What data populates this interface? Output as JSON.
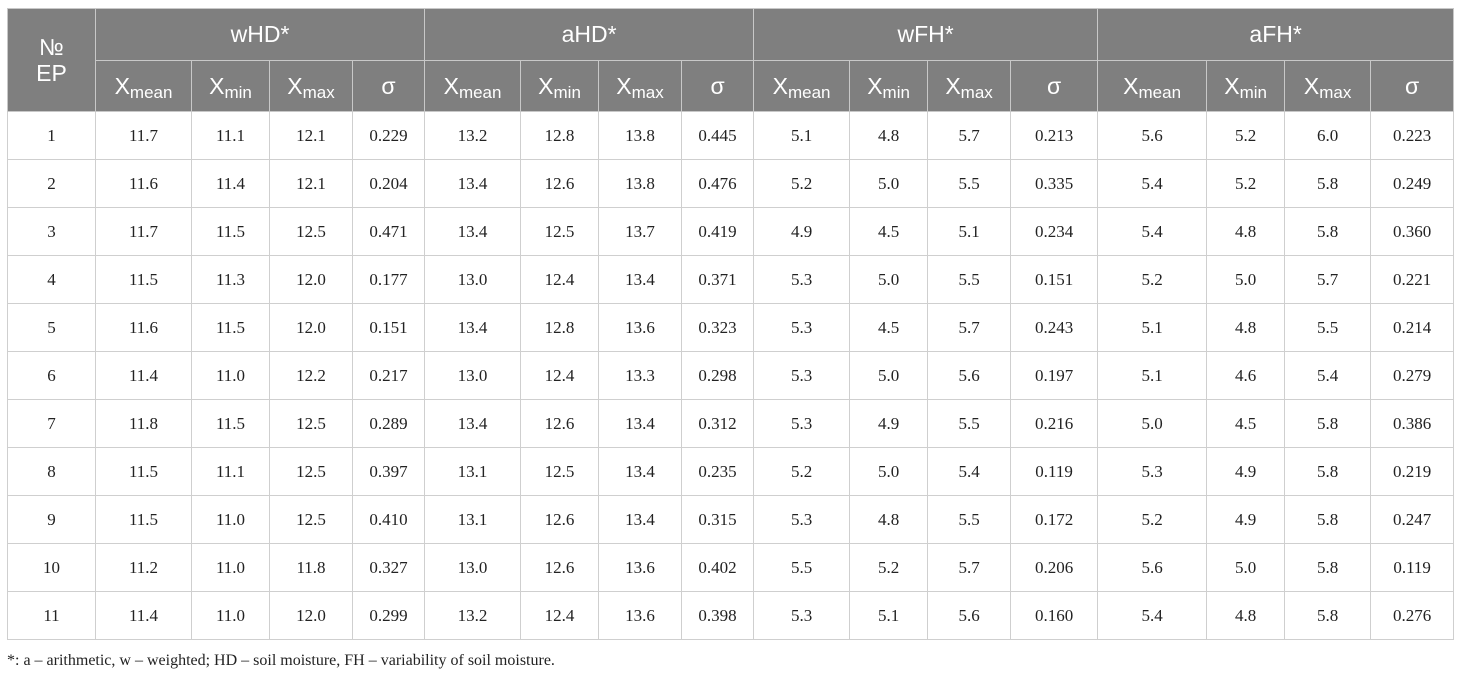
{
  "header": {
    "ep_label_line1": "№",
    "ep_label_line2": "EP",
    "groups": [
      "wHD*",
      "aHD*",
      "wFH*",
      "aFH*"
    ],
    "sub": [
      {
        "base": "X",
        "subscript": "mean"
      },
      {
        "base": "X",
        "subscript": "min"
      },
      {
        "base": "X",
        "subscript": "max"
      },
      {
        "base": "σ",
        "subscript": ""
      }
    ]
  },
  "rows": [
    [
      "1",
      "11.7",
      "11.1",
      "12.1",
      "0.229",
      "13.2",
      "12.8",
      "13.8",
      "0.445",
      "5.1",
      "4.8",
      "5.7",
      "0.213",
      "5.6",
      "5.2",
      "6.0",
      "0.223"
    ],
    [
      "2",
      "11.6",
      "11.4",
      "12.1",
      "0.204",
      "13.4",
      "12.6",
      "13.8",
      "0.476",
      "5.2",
      "5.0",
      "5.5",
      "0.335",
      "5.4",
      "5.2",
      "5.8",
      "0.249"
    ],
    [
      "3",
      "11.7",
      "11.5",
      "12.5",
      "0.471",
      "13.4",
      "12.5",
      "13.7",
      "0.419",
      "4.9",
      "4.5",
      "5.1",
      "0.234",
      "5.4",
      "4.8",
      "5.8",
      "0.360"
    ],
    [
      "4",
      "11.5",
      "11.3",
      "12.0",
      "0.177",
      "13.0",
      "12.4",
      "13.4",
      "0.371",
      "5.3",
      "5.0",
      "5.5",
      "0.151",
      "5.2",
      "5.0",
      "5.7",
      "0.221"
    ],
    [
      "5",
      "11.6",
      "11.5",
      "12.0",
      "0.151",
      "13.4",
      "12.8",
      "13.6",
      "0.323",
      "5.3",
      "4.5",
      "5.7",
      "0.243",
      "5.1",
      "4.8",
      "5.5",
      "0.214"
    ],
    [
      "6",
      "11.4",
      "11.0",
      "12.2",
      "0.217",
      "13.0",
      "12.4",
      "13.3",
      "0.298",
      "5.3",
      "5.0",
      "5.6",
      "0.197",
      "5.1",
      "4.6",
      "5.4",
      "0.279"
    ],
    [
      "7",
      "11.8",
      "11.5",
      "12.5",
      "0.289",
      "13.4",
      "12.6",
      "13.4",
      "0.312",
      "5.3",
      "4.9",
      "5.5",
      "0.216",
      "5.0",
      "4.5",
      "5.8",
      "0.386"
    ],
    [
      "8",
      "11.5",
      "11.1",
      "12.5",
      "0.397",
      "13.1",
      "12.5",
      "13.4",
      "0.235",
      "5.2",
      "5.0",
      "5.4",
      "0.119",
      "5.3",
      "4.9",
      "5.8",
      "0.219"
    ],
    [
      "9",
      "11.5",
      "11.0",
      "12.5",
      "0.410",
      "13.1",
      "12.6",
      "13.4",
      "0.315",
      "5.3",
      "4.8",
      "5.5",
      "0.172",
      "5.2",
      "4.9",
      "5.8",
      "0.247"
    ],
    [
      "10",
      "11.2",
      "11.0",
      "11.8",
      "0.327",
      "13.0",
      "12.6",
      "13.6",
      "0.402",
      "5.5",
      "5.2",
      "5.7",
      "0.206",
      "5.6",
      "5.0",
      "5.8",
      "0.119"
    ],
    [
      "11",
      "11.4",
      "11.0",
      "12.0",
      "0.299",
      "13.2",
      "12.4",
      "13.6",
      "0.398",
      "5.3",
      "5.1",
      "5.6",
      "0.160",
      "5.4",
      "4.8",
      "5.8",
      "0.276"
    ]
  ],
  "footnote": "*: a – arithmetic, w – weighted; HD – soil moisture, FH – variability of soil moisture."
}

======

- Exercise details
Report how many lines above hold the string "subscript", giving nothing but the number.

- Written solution
4